TO DO
What follows is a set of records; restate each one word for word and drop the pictures.

GIVEN ENTRIES
(begin)

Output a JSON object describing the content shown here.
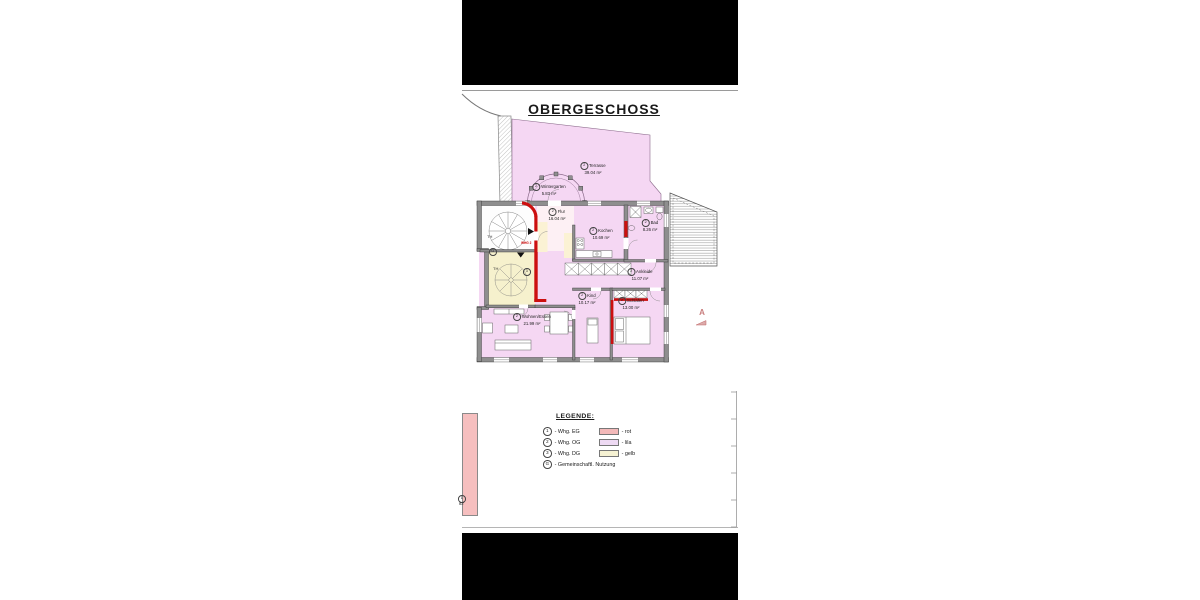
{
  "title": "OBERGESCHOSS",
  "rooms": [
    {
      "num": "2",
      "name": "Terrasse",
      "area": "39.04 m²"
    },
    {
      "num": "2",
      "name": "Wintergarten",
      "area": "5.83 m²"
    },
    {
      "num": "2",
      "name": "Flur",
      "area": "16.04 m²"
    },
    {
      "num": "2",
      "name": "Kochen",
      "area": "10.69 m²"
    },
    {
      "num": "2",
      "name": "Bad",
      "area": "8.26 m²"
    },
    {
      "num": "2",
      "name": "Ankleide",
      "area": "11.07 m²"
    },
    {
      "num": "2",
      "name": "Kind",
      "area": "10.17 m²"
    },
    {
      "num": "2",
      "name": "Schlafen",
      "area": "13.00 m²"
    },
    {
      "num": "2",
      "name": "Wohnen/Essen",
      "area": "21.99 m²"
    }
  ],
  "markers": {
    "stairwell_top": {
      "label": "TH",
      "circle": "G"
    },
    "stairwell_bottom": {
      "label": "TH",
      "circle": "3"
    },
    "apartment_entry": "WHG 2",
    "section_letter": "A",
    "eg_fragment": {
      "circle": "1",
      "label": "ST"
    }
  },
  "legend": {
    "heading": "LEGENDE:",
    "items": [
      {
        "num": "1",
        "label": "- Whg. EG",
        "color_label": "- rot",
        "swatch": "#f3b9b9"
      },
      {
        "num": "2",
        "label": "- Whg. OG",
        "color_label": "- lila",
        "swatch": "#eedaf3"
      },
      {
        "num": "3",
        "label": "- Whg. DG",
        "color_label": "- gelb",
        "swatch": "#f6f2d3"
      },
      {
        "num": "G",
        "label": "- Gemeinschaftl. Nutzung",
        "color_label": "",
        "swatch": ""
      }
    ]
  },
  "colors": {
    "whg_og_fill": "#f5d7f3",
    "whg_dg_fill": "#f6f1cd",
    "whg_eg_fill": "#f6bfbf",
    "partition_red": "#cc0f0f",
    "wall_gray": "#8e8e8e",
    "redaction_bar": "#000000"
  }
}
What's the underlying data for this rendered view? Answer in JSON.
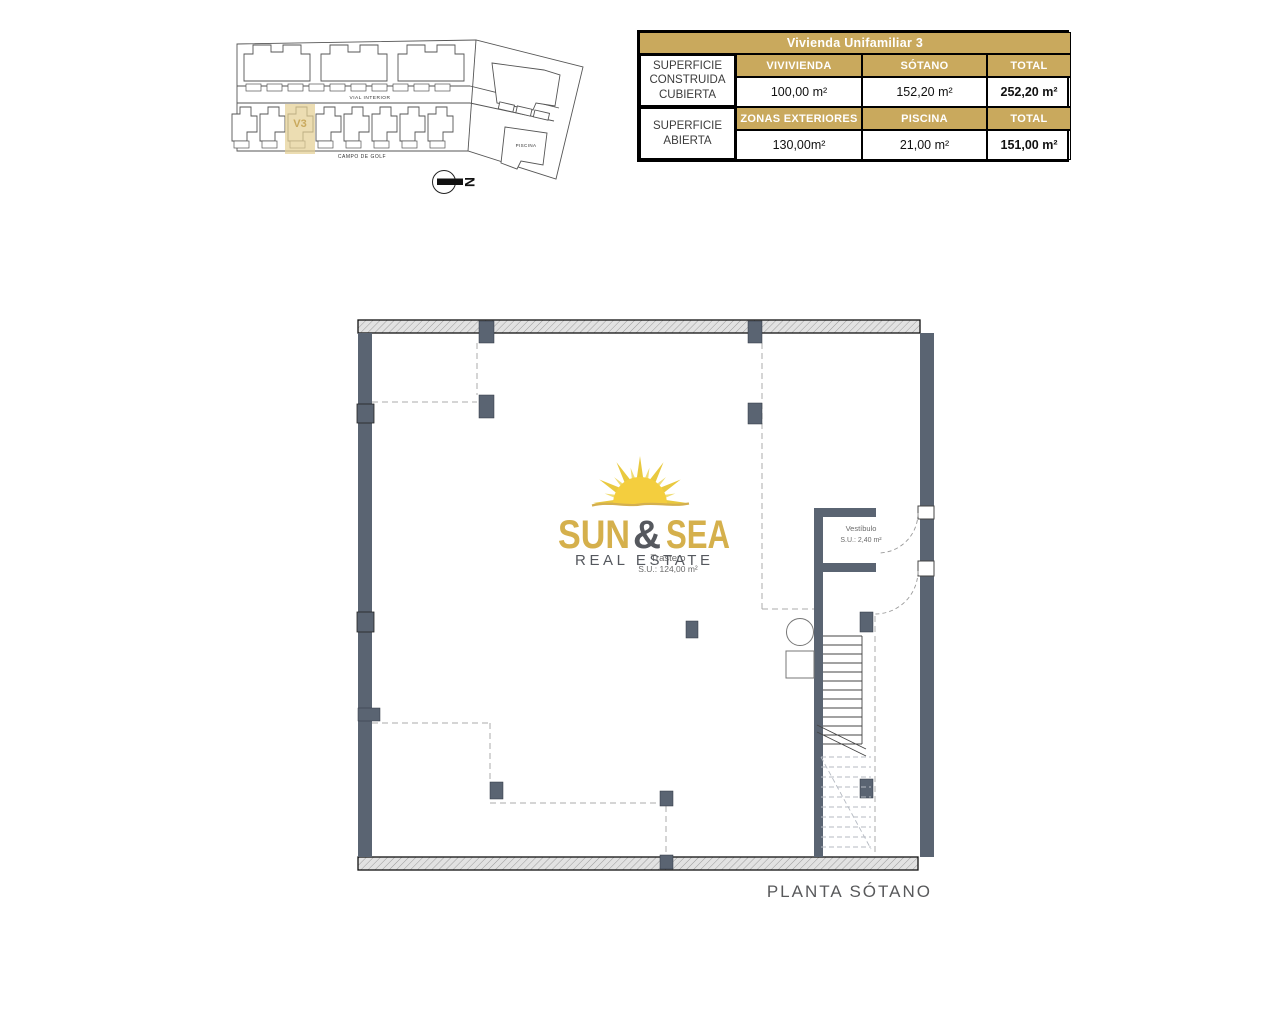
{
  "colors": {
    "brand_gold": "#C9A95D",
    "wall_gray": "#5A6472",
    "logo_yellow": "#F2CE3E",
    "logo_gold": "#D5B04C",
    "text_gray": "#58595B"
  },
  "site_plan": {
    "street_label": "VIAL INTERIOR",
    "bottom_label": "CAMPO DE GOLF",
    "pool_label": "PISCINA",
    "highlighted_unit": "V3",
    "north_letter": "N"
  },
  "area_table": {
    "title": "Vivienda Unifamiliar 3",
    "groups": [
      {
        "label": "SUPERFICIE CONSTRUIDA CUBIERTA",
        "headers": [
          "VIVIVIENDA",
          "SÓTANO",
          "TOTAL"
        ],
        "values": [
          "100,00 m²",
          "152,20 m²",
          "252,20 m²"
        ]
      },
      {
        "label": "SUPERFICIE ABIERTA",
        "headers": [
          "ZONAS EXTERIORES",
          "PISCINA",
          "TOTAL"
        ],
        "values": [
          "130,00m²",
          "21,00 m²",
          "151,00 m²"
        ]
      }
    ]
  },
  "logo": {
    "word1": "SUN",
    "ampersand": "&",
    "word2": "SEA",
    "tagline": "REAL ESTATE"
  },
  "floor_plan": {
    "rooms": [
      {
        "name": "Trastero",
        "area": "S.U.: 124,00 m²"
      },
      {
        "name": "Vestíbulo",
        "area": "S.U.: 2,40 m²"
      }
    ],
    "caption": "PLANTA SÓTANO"
  }
}
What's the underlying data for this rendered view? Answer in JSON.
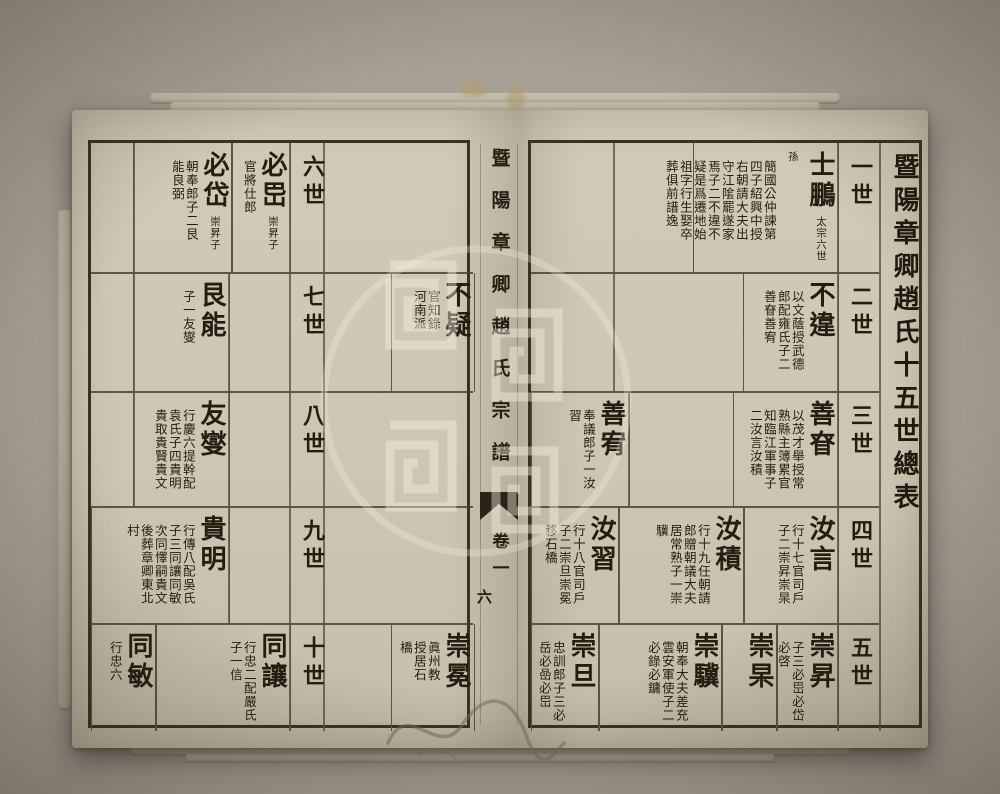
{
  "spine": {
    "title": "暨陽章卿趙氏宗譜",
    "volume": "卷一",
    "page_number": "六"
  },
  "right_page": {
    "table_title": "暨陽章卿趙氏十五世總表",
    "rows": [
      {
        "generation": "一世",
        "cells": [
          {
            "name": "士鵬",
            "side": "太宗六世孫",
            "ann": "簡國公仲諫第四子紹興中授右朝請大夫出守江隂罷遂家焉子二不違不疑是爲遷地始祖字行生娶卒葬俱前譜逸"
          }
        ]
      },
      {
        "generation": "二世",
        "cells": [
          {
            "name": "不違",
            "side": "",
            "ann": "以文蔭授武德郎配雍氏子二善眘善宥"
          }
        ]
      },
      {
        "generation": "三世",
        "cells": [
          {
            "name": "善眘",
            "side": "",
            "ann": "以茂才舉授常熟縣主簿累官知臨江軍事子二汝言汝積"
          },
          {
            "name": "善宥",
            "side": "",
            "ann": "奉議郎子一汝習"
          }
        ]
      },
      {
        "generation": "四世",
        "cells": [
          {
            "name": "汝言",
            "side": "",
            "ann": "行十七官司戶子二崇昇崇杲"
          },
          {
            "name": "汝積",
            "side": "",
            "ann": "行十九任朝請郎贈朝議大夫居常熟子一崇驥"
          },
          {
            "name": "汝習",
            "side": "",
            "ann": "行十八官司戶子二崇旦崇冕移石橋"
          }
        ]
      },
      {
        "generation": "五世",
        "cells": [
          {
            "name": "崇昇",
            "side": "",
            "ann": "子三必岊必岱必啓"
          },
          {
            "name": "崇杲",
            "side": "",
            "ann": ""
          },
          {
            "name": "崇驥",
            "side": "",
            "ann": "朝奉大夫差充雲安軍使子二必錄必鏞"
          },
          {
            "name": "崇旦",
            "side": "",
            "ann": "忠訓郎子三必岳必嵒必岊"
          }
        ]
      }
    ]
  },
  "left_page": {
    "rows": [
      {
        "generation": "六世",
        "cells": [
          {
            "name": "必岊",
            "side": "崇昇子",
            "ann": "官將仕郎"
          },
          {
            "name": "必岱",
            "side": "崇昇子",
            "ann": "朝奉郎子二艮能良弼"
          }
        ]
      },
      {
        "generation": "七世",
        "cells": [
          {
            "name": "艮能",
            "side": "",
            "ann": "子一友燮"
          }
        ]
      },
      {
        "generation": "八世",
        "cells": [
          {
            "name": "友燮",
            "side": "",
            "ann": "行慶六提幹配袁氏子四貴明貴取貴賢貴文"
          }
        ]
      },
      {
        "generation": "九世",
        "cells": [
          {
            "name": "貴明",
            "side": "",
            "ann": "行傳八配吳氏子三同讓同敏次同懌嗣貴文後葬章卿東北村"
          }
        ]
      },
      {
        "generation": "十世",
        "cells": [
          {
            "name": "同讓",
            "side": "",
            "ann": "行忠二配嚴氏子一信"
          },
          {
            "name": "同敏",
            "side": "",
            "ann": "行忠六"
          }
        ]
      }
    ],
    "continuation_cells": [
      {
        "name": "不疑",
        "ann": "官知錄河南派",
        "aligns_with_generation": "二世"
      },
      {
        "name": "崇冕",
        "ann": "眞州教授居石橋",
        "aligns_with_generation": "五世"
      }
    ]
  },
  "colors": {
    "paper": "#cfc8b5",
    "ink": "#241d12",
    "grid_line": "#5c5342",
    "background": "#a8a195"
  }
}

(end)

ANSWER IN FULL
Output a JSON object describing the content shown here.
{
  "title": "OBERGESCHOSS",
  "rooms": [
    {
      "num": "2",
      "name": "Terrasse",
      "area": "39.04 m²"
    },
    {
      "num": "2",
      "name": "Wintergarten",
      "area": "5.83 m²"
    },
    {
      "num": "2",
      "name": "Flur",
      "area": "16.04 m²"
    },
    {
      "num": "2",
      "name": "Kochen",
      "area": "10.69 m²"
    },
    {
      "num": "2",
      "name": "Bad",
      "area": "8.26 m²"
    },
    {
      "num": "2",
      "name": "Ankleide",
      "area": "11.07 m²"
    },
    {
      "num": "2",
      "name": "Kind",
      "area": "10.17 m²"
    },
    {
      "num": "2",
      "name": "Schlafen",
      "area": "13.00 m²"
    },
    {
      "num": "2",
      "name": "Wohnen/Essen",
      "area": "21.99 m²"
    }
  ],
  "markers": {
    "stairwell_top": {
      "label": "TH",
      "circle": "G"
    },
    "stairwell_bottom": {
      "label": "TH",
      "circle": "3"
    },
    "apartment_entry": "WHG 2",
    "section_letter": "A",
    "eg_fragment": {
      "circle": "1",
      "label": "ST"
    }
  },
  "legend": {
    "heading": "LEGENDE:",
    "items": [
      {
        "num": "1",
        "label": "- Whg. EG",
        "color_label": "- rot",
        "swatch": "#f3b9b9"
      },
      {
        "num": "2",
        "label": "- Whg. OG",
        "color_label": "- lila",
        "swatch": "#eedaf3"
      },
      {
        "num": "3",
        "label": "- Whg. DG",
        "color_label": "- gelb",
        "swatch": "#f6f2d3"
      },
      {
        "num": "G",
        "label": "- Gemeinschaftl. Nutzung",
        "color_label": "",
        "swatch": ""
      }
    ]
  },
  "colors": {
    "whg_og_fill": "#f5d7f3",
    "whg_dg_fill": "#f6f1cd",
    "whg_eg_fill": "#f6bfbf",
    "partition_red": "#cc0f0f",
    "wall_gray": "#8e8e8e",
    "redaction_bar": "#000000"
  }
}
What's the underlying data for this rendered view? Answer in JSON.
{
  "colors": {
    "brand_gold": "#C9A95D",
    "wall_gray": "#5A6472",
    "logo_yellow": "#F2CE3E",
    "logo_gold": "#D5B04C",
    "text_gray": "#58595B"
  },
  "site_plan": {
    "street_label": "VIAL INTERIOR",
    "bottom_label": "CAMPO DE GOLF",
    "pool_label": "PISCINA",
    "highlighted_unit": "V3",
    "north_letter": "N"
  },
  "area_table": {
    "title": "Vivienda Unifamiliar 3",
    "groups": [
      {
        "label": "SUPERFICIE CONSTRUIDA CUBIERTA",
        "headers": [
          "VIVIVIENDA",
          "SÓTANO",
          "TOTAL"
        ],
        "values": [
          "100,00 m²",
          "152,20 m²",
          "252,20 m²"
        ]
      },
      {
        "label": "SUPERFICIE ABIERTA",
        "headers": [
          "ZONAS EXTERIORES",
          "PISCINA",
          "TOTAL"
        ],
        "values": [
          "130,00m²",
          "21,00 m²",
          "151,00 m²"
        ]
      }
    ]
  },
  "logo": {
    "word1": "SUN",
    "ampersand": "&",
    "word2": "SEA",
    "tagline": "REAL ESTATE"
  },
  "floor_plan": {
    "rooms": [
      {
        "name": "Trastero",
        "area": "S.U.: 124,00 m²"
      },
      {
        "name": "Vestíbulo",
        "area": "S.U.: 2,40 m²"
      }
    ],
    "caption": "PLANTA SÓTANO"
  }
}
What's the underlying data for this rendered view? Answer in JSON.
{
  "spine": {
    "title": "暨陽章卿趙氏宗譜",
    "volume": "卷一",
    "page_number": "六"
  },
  "right_page": {
    "table_title": "暨陽章卿趙氏十五世總表",
    "rows": [
      {
        "generation": "一世",
        "cells": [
          {
            "name": "士鵬",
            "side": "太宗六世孫",
            "ann": "簡國公仲諫第四子紹興中授右朝請大夫出守江隂罷遂家焉子二不違不疑是爲遷地始祖字行生娶卒葬俱前譜逸"
          }
        ]
      },
      {
        "generation": "二世",
        "cells": [
          {
            "name": "不違",
            "side": "",
            "ann": "以文蔭授武德郎配雍氏子二善眘善宥"
          }
        ]
      },
      {
        "generation": "三世",
        "cells": [
          {
            "name": "善眘",
            "side": "",
            "ann": "以茂才舉授常熟縣主簿累官知臨江軍事子二汝言汝積"
          },
          {
            "name": "善宥",
            "side": "",
            "ann": "奉議郎子一汝習"
          }
        ]
      },
      {
        "generation": "四世",
        "cells": [
          {
            "name": "汝言",
            "side": "",
            "ann": "行十七官司戶子二崇昇崇杲"
          },
          {
            "name": "汝積",
            "side": "",
            "ann": "行十九任朝請郎贈朝議大夫居常熟子一崇驥"
          },
          {
            "name": "汝習",
            "side": "",
            "ann": "行十八官司戶子二崇旦崇冕移石橋"
          }
        ]
      },
      {
        "generation": "五世",
        "cells": [
          {
            "name": "崇昇",
            "side": "",
            "ann": "子三必岊必岱必啓"
          },
          {
            "name": "崇杲",
            "side": "",
            "ann": ""
          },
          {
            "name": "崇驥",
            "side": "",
            "ann": "朝奉大夫差充雲安軍使子二必錄必鏞"
          },
          {
            "name": "崇旦",
            "side": "",
            "ann": "忠訓郎子三必岳必嵒必岊"
          }
        ]
      }
    ]
  },
  "left_page": {
    "rows": [
      {
        "generation": "六世",
        "cells": [
          {
            "name": "必岊",
            "side": "崇昇子",
            "ann": "官將仕郎"
          },
          {
            "name": "必岱",
            "side": "崇昇子",
            "ann": "朝奉郎子二艮能良弼"
          }
        ]
      },
      {
        "generation": "七世",
        "cells": [
          {
            "name": "艮能",
            "side": "",
            "ann": "子一友燮"
          }
        ]
      },
      {
        "generation": "八世",
        "cells": [
          {
            "name": "友燮",
            "side": "",
            "ann": "行慶六提幹配袁氏子四貴明貴取貴賢貴文"
          }
        ]
      },
      {
        "generation": "九世",
        "cells": [
          {
            "name": "貴明",
            "side": "",
            "ann": "行傳八配吳氏子三同讓同敏次同懌嗣貴文後葬章卿東北村"
          }
        ]
      },
      {
        "generation": "十世",
        "cells": [
          {
            "name": "同讓",
            "side": "",
            "ann": "行忠二配嚴氏子一信"
          },
          {
            "name": "同敏",
            "side": "",
            "ann": "行忠六"
          }
        ]
      }
    ],
    "continuation_cells": [
      {
        "name": "不疑",
        "ann": "官知錄河南派",
        "aligns_with_generation": "二世"
      },
      {
        "name": "崇冕",
        "ann": "眞州教授居石橋",
        "aligns_with_generation": "五世"
      }
    ]
  },
  "colors": {
    "paper": "#cfc8b5",
    "ink": "#241d12",
    "grid_line": "#5c5342",
    "background": "#a8a195"
  }
}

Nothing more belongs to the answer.